• [PROMPT] Here are some entries; quote each one exactly.

• [INFORMATION SUPPLIED]
= = = = =
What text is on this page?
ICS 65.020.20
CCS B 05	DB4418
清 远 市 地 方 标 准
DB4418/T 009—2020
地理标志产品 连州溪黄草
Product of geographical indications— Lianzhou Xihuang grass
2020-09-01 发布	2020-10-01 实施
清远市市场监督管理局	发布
= = = = =
• [ANSWER BELOW]
What text is on this page?
ICS 65.020.20
CCS B 05	DB4418
清 远 市 地 方 标 准
DB4418/T 009—2020
地理标志产品 连州溪黄草
Product of geographical indications— Lianzhou Xihuang grass
2020-09-01 发布	2020-10-01 实施
清远市市场监督管理局	发布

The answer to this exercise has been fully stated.